Given instruction: Answer with a single number: the count of lines that hold "companies".

(Raw records)
╔══

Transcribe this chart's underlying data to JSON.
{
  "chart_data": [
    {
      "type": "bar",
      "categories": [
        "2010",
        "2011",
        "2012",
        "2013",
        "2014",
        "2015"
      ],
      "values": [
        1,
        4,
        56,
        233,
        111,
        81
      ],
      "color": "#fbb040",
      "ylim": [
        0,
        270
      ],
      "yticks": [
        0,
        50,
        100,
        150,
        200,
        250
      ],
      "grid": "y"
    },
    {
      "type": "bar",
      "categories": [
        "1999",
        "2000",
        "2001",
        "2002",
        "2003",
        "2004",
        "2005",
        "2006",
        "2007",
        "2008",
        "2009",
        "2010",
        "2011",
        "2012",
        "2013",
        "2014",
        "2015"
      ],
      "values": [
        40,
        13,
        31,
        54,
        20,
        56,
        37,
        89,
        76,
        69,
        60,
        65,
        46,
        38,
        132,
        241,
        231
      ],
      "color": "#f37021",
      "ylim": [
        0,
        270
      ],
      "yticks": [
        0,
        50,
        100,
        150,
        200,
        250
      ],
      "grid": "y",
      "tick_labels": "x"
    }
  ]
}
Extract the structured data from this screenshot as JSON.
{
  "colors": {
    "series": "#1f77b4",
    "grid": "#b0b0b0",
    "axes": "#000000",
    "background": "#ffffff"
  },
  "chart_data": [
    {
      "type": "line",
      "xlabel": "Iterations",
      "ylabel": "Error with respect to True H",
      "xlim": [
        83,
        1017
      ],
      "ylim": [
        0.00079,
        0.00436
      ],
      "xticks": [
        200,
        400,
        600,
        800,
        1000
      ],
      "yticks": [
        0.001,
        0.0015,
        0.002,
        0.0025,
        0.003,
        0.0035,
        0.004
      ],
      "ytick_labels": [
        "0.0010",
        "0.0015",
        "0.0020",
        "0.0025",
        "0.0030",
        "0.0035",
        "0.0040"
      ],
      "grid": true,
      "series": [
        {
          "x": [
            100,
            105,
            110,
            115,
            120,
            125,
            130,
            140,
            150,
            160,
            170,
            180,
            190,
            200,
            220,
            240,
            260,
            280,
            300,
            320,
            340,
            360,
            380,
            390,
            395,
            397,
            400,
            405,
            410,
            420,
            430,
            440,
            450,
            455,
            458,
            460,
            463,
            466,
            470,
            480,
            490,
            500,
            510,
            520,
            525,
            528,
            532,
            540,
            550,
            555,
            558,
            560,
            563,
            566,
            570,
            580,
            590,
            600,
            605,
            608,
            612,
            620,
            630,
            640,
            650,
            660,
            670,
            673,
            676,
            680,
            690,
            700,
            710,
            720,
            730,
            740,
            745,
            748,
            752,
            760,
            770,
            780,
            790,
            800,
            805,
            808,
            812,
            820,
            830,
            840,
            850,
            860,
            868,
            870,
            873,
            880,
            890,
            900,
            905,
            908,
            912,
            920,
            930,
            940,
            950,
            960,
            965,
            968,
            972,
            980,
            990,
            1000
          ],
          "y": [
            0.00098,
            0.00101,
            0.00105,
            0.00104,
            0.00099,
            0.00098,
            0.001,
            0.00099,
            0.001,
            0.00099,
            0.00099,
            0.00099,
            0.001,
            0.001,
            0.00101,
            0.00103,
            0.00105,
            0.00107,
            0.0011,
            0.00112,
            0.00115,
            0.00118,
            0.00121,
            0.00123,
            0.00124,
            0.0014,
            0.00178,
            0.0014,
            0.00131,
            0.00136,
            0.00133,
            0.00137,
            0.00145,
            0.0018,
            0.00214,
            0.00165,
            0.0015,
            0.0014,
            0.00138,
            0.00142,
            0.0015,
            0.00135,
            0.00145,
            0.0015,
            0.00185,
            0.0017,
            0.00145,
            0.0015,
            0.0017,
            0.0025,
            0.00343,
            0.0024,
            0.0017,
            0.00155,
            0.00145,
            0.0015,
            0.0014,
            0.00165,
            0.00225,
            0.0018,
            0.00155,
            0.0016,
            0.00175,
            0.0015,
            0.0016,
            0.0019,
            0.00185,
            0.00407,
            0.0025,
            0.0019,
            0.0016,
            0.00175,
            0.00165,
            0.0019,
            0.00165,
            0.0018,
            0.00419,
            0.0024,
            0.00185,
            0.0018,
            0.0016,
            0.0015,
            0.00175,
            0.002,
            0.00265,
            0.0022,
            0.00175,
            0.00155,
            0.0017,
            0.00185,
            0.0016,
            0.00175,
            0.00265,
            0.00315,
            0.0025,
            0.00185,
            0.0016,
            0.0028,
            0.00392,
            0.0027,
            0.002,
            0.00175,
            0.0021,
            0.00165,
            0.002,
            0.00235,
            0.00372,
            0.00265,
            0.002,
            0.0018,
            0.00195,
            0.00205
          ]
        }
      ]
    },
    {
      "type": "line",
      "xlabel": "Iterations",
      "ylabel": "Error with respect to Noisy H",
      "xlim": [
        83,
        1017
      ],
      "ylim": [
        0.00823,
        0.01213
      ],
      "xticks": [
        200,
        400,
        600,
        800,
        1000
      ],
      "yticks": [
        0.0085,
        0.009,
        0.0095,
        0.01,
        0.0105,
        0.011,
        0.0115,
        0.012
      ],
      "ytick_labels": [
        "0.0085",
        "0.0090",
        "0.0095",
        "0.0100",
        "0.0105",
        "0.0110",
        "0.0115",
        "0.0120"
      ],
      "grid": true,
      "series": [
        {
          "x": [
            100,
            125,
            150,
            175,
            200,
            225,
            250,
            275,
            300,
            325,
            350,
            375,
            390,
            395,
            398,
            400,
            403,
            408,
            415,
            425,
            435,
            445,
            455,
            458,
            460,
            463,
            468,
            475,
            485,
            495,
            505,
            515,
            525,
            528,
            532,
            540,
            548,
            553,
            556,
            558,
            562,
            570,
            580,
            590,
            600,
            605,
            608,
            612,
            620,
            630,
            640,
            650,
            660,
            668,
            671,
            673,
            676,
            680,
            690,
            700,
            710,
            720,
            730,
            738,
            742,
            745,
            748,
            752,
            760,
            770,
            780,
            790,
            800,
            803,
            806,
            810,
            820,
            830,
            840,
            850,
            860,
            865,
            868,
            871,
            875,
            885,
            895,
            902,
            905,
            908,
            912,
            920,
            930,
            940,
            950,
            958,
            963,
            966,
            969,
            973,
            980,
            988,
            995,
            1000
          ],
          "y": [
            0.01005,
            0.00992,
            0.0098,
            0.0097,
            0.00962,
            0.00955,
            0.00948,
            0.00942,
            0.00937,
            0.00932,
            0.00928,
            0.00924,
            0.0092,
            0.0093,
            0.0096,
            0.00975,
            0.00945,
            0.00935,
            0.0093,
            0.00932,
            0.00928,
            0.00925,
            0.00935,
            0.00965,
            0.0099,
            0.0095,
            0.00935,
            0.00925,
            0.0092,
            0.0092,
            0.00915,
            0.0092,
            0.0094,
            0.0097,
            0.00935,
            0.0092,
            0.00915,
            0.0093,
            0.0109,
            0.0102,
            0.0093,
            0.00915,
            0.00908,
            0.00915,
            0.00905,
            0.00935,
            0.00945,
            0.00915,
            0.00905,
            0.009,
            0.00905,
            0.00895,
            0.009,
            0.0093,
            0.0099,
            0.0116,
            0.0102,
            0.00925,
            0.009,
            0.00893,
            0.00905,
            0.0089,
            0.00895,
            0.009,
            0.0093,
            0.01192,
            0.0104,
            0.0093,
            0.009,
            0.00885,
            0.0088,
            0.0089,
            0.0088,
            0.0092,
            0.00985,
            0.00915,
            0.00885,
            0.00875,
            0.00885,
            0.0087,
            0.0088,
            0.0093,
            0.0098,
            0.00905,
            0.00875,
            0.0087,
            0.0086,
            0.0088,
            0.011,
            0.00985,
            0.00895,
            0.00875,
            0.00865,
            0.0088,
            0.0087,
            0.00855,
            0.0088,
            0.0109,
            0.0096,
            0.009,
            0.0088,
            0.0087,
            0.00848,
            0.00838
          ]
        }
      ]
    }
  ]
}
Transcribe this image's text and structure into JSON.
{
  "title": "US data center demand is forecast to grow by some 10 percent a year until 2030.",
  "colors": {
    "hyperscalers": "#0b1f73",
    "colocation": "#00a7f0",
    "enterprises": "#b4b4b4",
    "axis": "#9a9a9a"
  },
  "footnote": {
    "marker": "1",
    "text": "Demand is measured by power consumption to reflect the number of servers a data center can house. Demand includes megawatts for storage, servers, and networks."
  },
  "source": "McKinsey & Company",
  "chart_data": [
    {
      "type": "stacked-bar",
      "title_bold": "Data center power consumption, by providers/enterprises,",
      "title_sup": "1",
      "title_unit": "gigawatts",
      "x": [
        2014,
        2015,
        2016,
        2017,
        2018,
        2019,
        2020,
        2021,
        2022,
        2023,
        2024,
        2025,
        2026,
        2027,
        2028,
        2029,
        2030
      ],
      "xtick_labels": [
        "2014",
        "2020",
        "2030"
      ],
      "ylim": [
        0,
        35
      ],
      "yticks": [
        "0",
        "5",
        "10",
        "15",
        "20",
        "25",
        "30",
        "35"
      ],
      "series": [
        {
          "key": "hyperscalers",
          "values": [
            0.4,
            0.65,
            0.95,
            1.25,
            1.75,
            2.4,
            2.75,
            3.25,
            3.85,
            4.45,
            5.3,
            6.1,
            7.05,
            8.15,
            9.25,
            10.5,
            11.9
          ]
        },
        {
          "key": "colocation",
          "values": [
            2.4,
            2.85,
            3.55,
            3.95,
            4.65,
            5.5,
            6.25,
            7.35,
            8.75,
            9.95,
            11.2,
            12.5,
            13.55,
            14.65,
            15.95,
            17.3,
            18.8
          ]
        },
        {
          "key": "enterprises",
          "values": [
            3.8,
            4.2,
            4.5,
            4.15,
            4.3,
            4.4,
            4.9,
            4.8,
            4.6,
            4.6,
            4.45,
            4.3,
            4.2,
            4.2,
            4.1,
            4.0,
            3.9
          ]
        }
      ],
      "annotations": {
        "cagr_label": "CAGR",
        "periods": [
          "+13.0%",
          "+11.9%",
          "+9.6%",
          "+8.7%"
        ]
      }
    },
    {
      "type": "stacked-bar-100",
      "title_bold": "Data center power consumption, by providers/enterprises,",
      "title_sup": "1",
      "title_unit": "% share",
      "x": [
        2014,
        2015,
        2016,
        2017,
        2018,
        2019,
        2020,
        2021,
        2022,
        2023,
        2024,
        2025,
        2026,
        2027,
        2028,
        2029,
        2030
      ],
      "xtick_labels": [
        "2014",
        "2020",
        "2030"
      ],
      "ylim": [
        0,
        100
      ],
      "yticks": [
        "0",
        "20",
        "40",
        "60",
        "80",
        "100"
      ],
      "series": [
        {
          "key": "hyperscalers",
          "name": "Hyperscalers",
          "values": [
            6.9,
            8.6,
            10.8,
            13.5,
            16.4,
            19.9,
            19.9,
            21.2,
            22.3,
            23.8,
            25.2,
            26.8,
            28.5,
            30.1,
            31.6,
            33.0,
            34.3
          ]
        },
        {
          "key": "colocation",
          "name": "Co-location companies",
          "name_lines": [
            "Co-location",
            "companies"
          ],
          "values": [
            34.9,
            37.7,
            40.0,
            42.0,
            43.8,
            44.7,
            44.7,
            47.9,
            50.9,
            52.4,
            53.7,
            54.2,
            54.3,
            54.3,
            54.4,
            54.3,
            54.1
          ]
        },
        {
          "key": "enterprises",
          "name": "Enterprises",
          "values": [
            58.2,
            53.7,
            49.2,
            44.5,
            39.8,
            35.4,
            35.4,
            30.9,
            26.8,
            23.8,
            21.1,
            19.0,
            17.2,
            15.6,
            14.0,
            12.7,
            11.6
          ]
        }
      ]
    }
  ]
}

╚══

Completed task: 2